Select every line containing the word "ylabel" from the material, and copy those lines.

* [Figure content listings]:
** BEGIN **
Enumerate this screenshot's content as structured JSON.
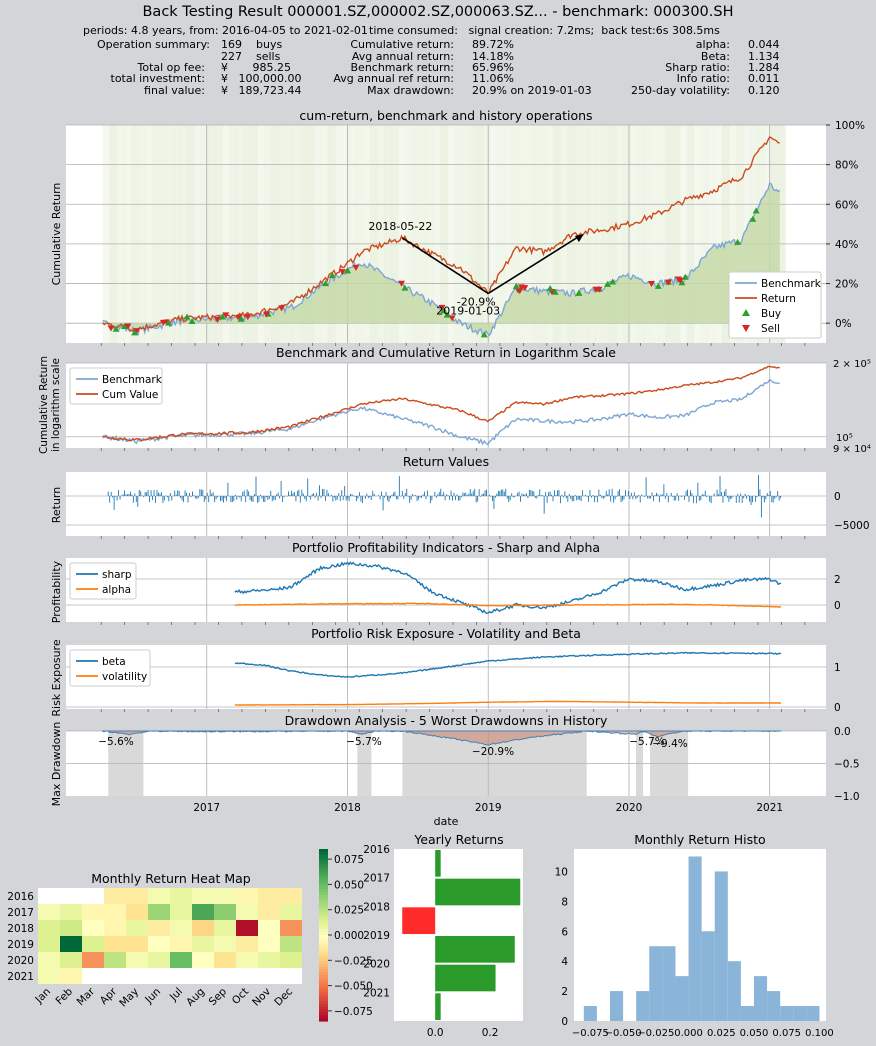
{
  "header": {
    "title": "Back Testing Result 000001.SZ,000002.SZ,000063.SZ... - benchmark: 000300.SH",
    "periods": "periods: 4.8 years, from: 2016-04-05 to 2021-02-01",
    "time_consumed": "time consumed:   signal creation: 7.2ms;  back test:6s 308.5ms",
    "left": [
      {
        "label": "Operation summary:",
        "value": "169",
        "unit": "buys"
      },
      {
        "label": "",
        "value": "227",
        "unit": "sells"
      },
      {
        "label": "Total op fee:",
        "value": "¥       985.25",
        "unit": ""
      },
      {
        "label": "total investment:",
        "value": "¥   100,000.00",
        "unit": ""
      },
      {
        "label": "final value:",
        "value": "¥   189,723.44",
        "unit": ""
      }
    ],
    "middle": [
      {
        "label": "Cumulative return:",
        "value": "89.72%"
      },
      {
        "label": "Avg annual return:",
        "value": "14.18%"
      },
      {
        "label": "Benchmark return:",
        "value": "65.96%"
      },
      {
        "label": "Avg annual ref return:",
        "value": "11.06%"
      },
      {
        "label": "Max drawdown:",
        "value": "20.9% on 2019-01-03"
      }
    ],
    "right": [
      {
        "label": "alpha:",
        "value": "0.044"
      },
      {
        "label": "Beta:",
        "value": "1.134"
      },
      {
        "label": "Sharp ratio:",
        "value": "1.284"
      },
      {
        "label": "Info ratio:",
        "value": "0.011"
      },
      {
        "label": "250-day volatility:",
        "value": "0.120"
      }
    ]
  },
  "colors": {
    "benchmark": "#7ea6d4",
    "return": "#cc4b1c",
    "buy": "#2ca02c",
    "sell": "#d62728",
    "c1": "#1f77b4",
    "c2": "#ff7f0e",
    "fill": "#c5d9a8",
    "drawdown_band": "#d9d9d9"
  },
  "chart_data": [
    {
      "type": "line",
      "title": "cum-return, benchmark and history operations",
      "ylabel": "Cumulative Return",
      "x_range": [
        "2016-04-05",
        "2021-02-01"
      ],
      "x_ticks": [],
      "y_ticks": [
        "0%",
        "20%",
        "40%",
        "60%",
        "80%",
        "100%"
      ],
      "ylim": [
        -0.1,
        1.0
      ],
      "series": [
        {
          "name": "Return",
          "x": [
            2016.26,
            2016.5,
            2016.8,
            2017.0,
            2017.3,
            2017.6,
            2017.8,
            2018.0,
            2018.1,
            2018.39,
            2018.6,
            2018.8,
            2019.0,
            2019.2,
            2019.4,
            2019.6,
            2019.8,
            2020.0,
            2020.2,
            2020.4,
            2020.6,
            2020.8,
            2021.0,
            2021.08
          ],
          "values": [
            0,
            -0.03,
            0.02,
            0.03,
            0.04,
            0.1,
            0.2,
            0.3,
            0.36,
            0.43,
            0.35,
            0.28,
            0.15,
            0.38,
            0.36,
            0.45,
            0.47,
            0.5,
            0.55,
            0.62,
            0.67,
            0.74,
            0.94,
            0.9
          ]
        },
        {
          "name": "Benchmark",
          "x": [
            2016.26,
            2016.5,
            2016.8,
            2017.0,
            2017.3,
            2017.6,
            2017.8,
            2018.0,
            2018.1,
            2018.4,
            2018.6,
            2018.8,
            2019.0,
            2019.2,
            2019.4,
            2019.6,
            2019.8,
            2020.0,
            2020.2,
            2020.4,
            2020.6,
            2020.8,
            2021.0,
            2021.08
          ],
          "values": [
            0,
            -0.04,
            0.01,
            0.02,
            0.03,
            0.08,
            0.18,
            0.27,
            0.31,
            0.18,
            0.1,
            0.0,
            -0.06,
            0.18,
            0.16,
            0.15,
            0.18,
            0.24,
            0.2,
            0.22,
            0.38,
            0.42,
            0.7,
            0.65
          ]
        }
      ],
      "legend": [
        "Benchmark",
        "Return",
        "Buy",
        "Sell"
      ],
      "annotations": [
        {
          "text": "2018-05-22",
          "x": 2018.39,
          "y": 0.43
        },
        {
          "text": "-20.9%",
          "x": 2019.0,
          "y": 0.15
        },
        {
          "text": "2019-01-03",
          "x": 2019.0,
          "y": 0.1
        }
      ]
    },
    {
      "type": "line",
      "title": "Benchmark and Cumulative Return in Logarithm Scale",
      "ylabel": "Cumulative Return\nin logarithm scale",
      "y_scale": "log",
      "y_ticks": [
        "2 × 10⁵",
        "10⁵",
        "9 × 10⁴"
      ],
      "ylim": [
        90000,
        200000
      ],
      "series": [
        {
          "name": "Benchmark",
          "x": [
            2016.26,
            2016.5,
            2016.8,
            2017.0,
            2017.3,
            2017.6,
            2017.8,
            2018.0,
            2018.1,
            2018.4,
            2018.6,
            2018.8,
            2019.0,
            2019.2,
            2019.4,
            2019.6,
            2019.8,
            2020.0,
            2020.2,
            2020.4,
            2020.6,
            2020.8,
            2021.0,
            2021.08
          ],
          "values": [
            100000,
            96000,
            101000,
            102000,
            103000,
            108000,
            118000,
            127000,
            131000,
            118000,
            110000,
            100000,
            94000,
            118000,
            116000,
            115000,
            118000,
            124000,
            120000,
            122000,
            138000,
            142000,
            170000,
            165000
          ]
        },
        {
          "name": "Cum Value",
          "x": [
            2016.26,
            2016.5,
            2016.8,
            2017.0,
            2017.3,
            2017.6,
            2017.8,
            2018.0,
            2018.1,
            2018.39,
            2018.6,
            2018.8,
            2019.0,
            2019.2,
            2019.4,
            2019.6,
            2019.8,
            2020.0,
            2020.2,
            2020.4,
            2020.6,
            2020.8,
            2021.0,
            2021.08
          ],
          "values": [
            100000,
            97000,
            102000,
            103000,
            104000,
            110000,
            120000,
            130000,
            136000,
            143000,
            135000,
            128000,
            115000,
            138000,
            136000,
            145000,
            147000,
            150000,
            155000,
            162000,
            167000,
            174000,
            194000,
            189723
          ]
        }
      ],
      "legend": [
        "Benchmark",
        "Cum Value"
      ]
    },
    {
      "type": "bar",
      "title": "Return Values",
      "ylabel": "Return",
      "y_ticks": [
        "0",
        "−5000"
      ]
    },
    {
      "type": "line",
      "title": "Portfolio Profitability Indicators - Sharp and Alpha",
      "ylabel": "Profitability",
      "y_ticks": [
        "2",
        "0"
      ],
      "series": [
        {
          "name": "sharp",
          "x": [
            2017.2,
            2017.5,
            2017.6,
            2017.8,
            2018.0,
            2018.2,
            2018.4,
            2018.6,
            2018.8,
            2019.0,
            2019.2,
            2019.4,
            2019.6,
            2019.8,
            2020.0,
            2020.2,
            2020.4,
            2020.6,
            2020.8,
            2021.0,
            2021.08
          ],
          "values": [
            1.0,
            1.2,
            1.4,
            2.8,
            3.2,
            3.0,
            2.5,
            1.0,
            0.2,
            -0.6,
            0.0,
            -0.2,
            0.3,
            1.0,
            2.0,
            1.8,
            1.2,
            1.5,
            1.9,
            2.0,
            1.6
          ]
        },
        {
          "name": "alpha",
          "x": [
            2017.2,
            2017.6,
            2018.0,
            2018.5,
            2019.0,
            2019.5,
            2020.0,
            2020.3,
            2020.6,
            2021.08
          ],
          "values": [
            0.0,
            0.05,
            0.1,
            0.12,
            -0.05,
            0.0,
            0.02,
            0.05,
            0.0,
            -0.15
          ]
        }
      ],
      "legend": [
        "sharp",
        "alpha"
      ]
    },
    {
      "type": "line",
      "title": "Portfolio Risk Exposure - Volatility and Beta",
      "ylabel": "Risk Exposure",
      "y_ticks": [
        "1",
        "0"
      ],
      "series": [
        {
          "name": "beta",
          "x": [
            2017.2,
            2017.4,
            2017.6,
            2017.8,
            2018.0,
            2018.4,
            2018.8,
            2019.0,
            2019.4,
            2019.8,
            2020.0,
            2020.4,
            2020.8,
            2021.08
          ],
          "values": [
            1.1,
            1.05,
            0.9,
            0.8,
            0.75,
            0.85,
            1.05,
            1.15,
            1.25,
            1.3,
            1.32,
            1.35,
            1.35,
            1.33
          ]
        },
        {
          "name": "volatility",
          "x": [
            2017.2,
            2018.0,
            2018.6,
            2019.0,
            2019.5,
            2020.0,
            2020.5,
            2021.08
          ],
          "values": [
            0.05,
            0.06,
            0.09,
            0.12,
            0.14,
            0.12,
            0.1,
            0.1
          ]
        }
      ],
      "legend": [
        "beta",
        "volatility"
      ]
    },
    {
      "type": "area",
      "title": "Drawdown Analysis - 5 Worst Drawdowns in History",
      "ylabel": "Max Drawdown",
      "xlabel": "date",
      "y_ticks": [
        "0.0",
        "−0.5",
        "−1.0"
      ],
      "x_ticks": [
        "2017",
        "2018",
        "2019",
        "2020",
        "2021"
      ],
      "ylim": [
        -1.0,
        0.0
      ],
      "annotations": [
        "−5.6%",
        "−5.7%",
        "−20.9%",
        "−5.7%",
        "−9.4%"
      ]
    },
    {
      "type": "heatmap",
      "title": "Monthly Return Heat Map",
      "rows": [
        "2016",
        "2017",
        "2018",
        "2019",
        "2020",
        "2021"
      ],
      "columns": [
        "Jan",
        "Feb",
        "Mar",
        "Apr",
        "May",
        "Jun",
        "Jul",
        "Aug",
        "Sep",
        "Oct",
        "Nov",
        "Dec"
      ],
      "values": [
        [
          null,
          null,
          null,
          -0.01,
          -0.01,
          0.005,
          0.01,
          0.005,
          0.005,
          -0.005,
          -0.01,
          -0.01
        ],
        [
          0.005,
          0.01,
          -0.005,
          -0.005,
          -0.015,
          0.035,
          0.01,
          0.06,
          0.04,
          0.005,
          -0.01,
          0.01
        ],
        [
          0.015,
          0.02,
          0.0,
          -0.005,
          0.01,
          -0.01,
          0.005,
          -0.02,
          0.01,
          -0.08,
          0.0,
          -0.04
        ],
        [
          0.015,
          0.09,
          0.015,
          -0.015,
          -0.015,
          0.0,
          -0.005,
          0.01,
          0.005,
          -0.01,
          0.0,
          0.025
        ],
        [
          0.005,
          0.015,
          -0.04,
          0.025,
          0.005,
          0.01,
          0.05,
          0.0,
          -0.015,
          0.005,
          0.01,
          0.015
        ],
        [
          0.005,
          -0.005,
          null,
          null,
          null,
          null,
          null,
          null,
          null,
          null,
          null,
          null
        ]
      ],
      "colorbar_ticks": [
        "0.075",
        "0.050",
        "0.025",
        "0.000",
        "−0.025",
        "−0.050",
        "−0.075"
      ]
    },
    {
      "type": "bar",
      "title": "Yearly Returns",
      "categories": [
        "2016",
        "2017",
        "2018",
        "2019",
        "2020",
        "2021"
      ],
      "values": [
        0.02,
        0.31,
        -0.12,
        0.29,
        0.22,
        0.02
      ],
      "x_ticks": [
        "0.0",
        "0.2"
      ]
    },
    {
      "type": "bar",
      "title": "Monthly Return Histo",
      "bins": [
        -0.08,
        -0.07,
        -0.06,
        -0.05,
        -0.04,
        -0.03,
        -0.02,
        -0.01,
        0.0,
        0.01,
        0.02,
        0.03,
        0.04,
        0.05,
        0.06,
        0.07,
        0.08,
        0.09
      ],
      "values": [
        1,
        0,
        2,
        0,
        2,
        5,
        5,
        3,
        11,
        6,
        10,
        4,
        1,
        3,
        2,
        1,
        1,
        1
      ],
      "x_ticks": [
        "−0.075",
        "−0.050",
        "−0.025",
        "0.000",
        "0.025",
        "0.050",
        "0.075",
        "0.100"
      ],
      "y_ticks": [
        "0",
        "2",
        "4",
        "6",
        "8",
        "10"
      ]
    }
  ]
}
** END **
* [CORRECT RESULT]:
      "ylabel": "Cumulative Return",
      "ylabel": "Cumulative Return\nin logarithm scale",
      "ylabel": "Return",
      "ylabel": "Profitability",
      "ylabel": "Risk Exposure",
      "ylabel": "Max Drawdown",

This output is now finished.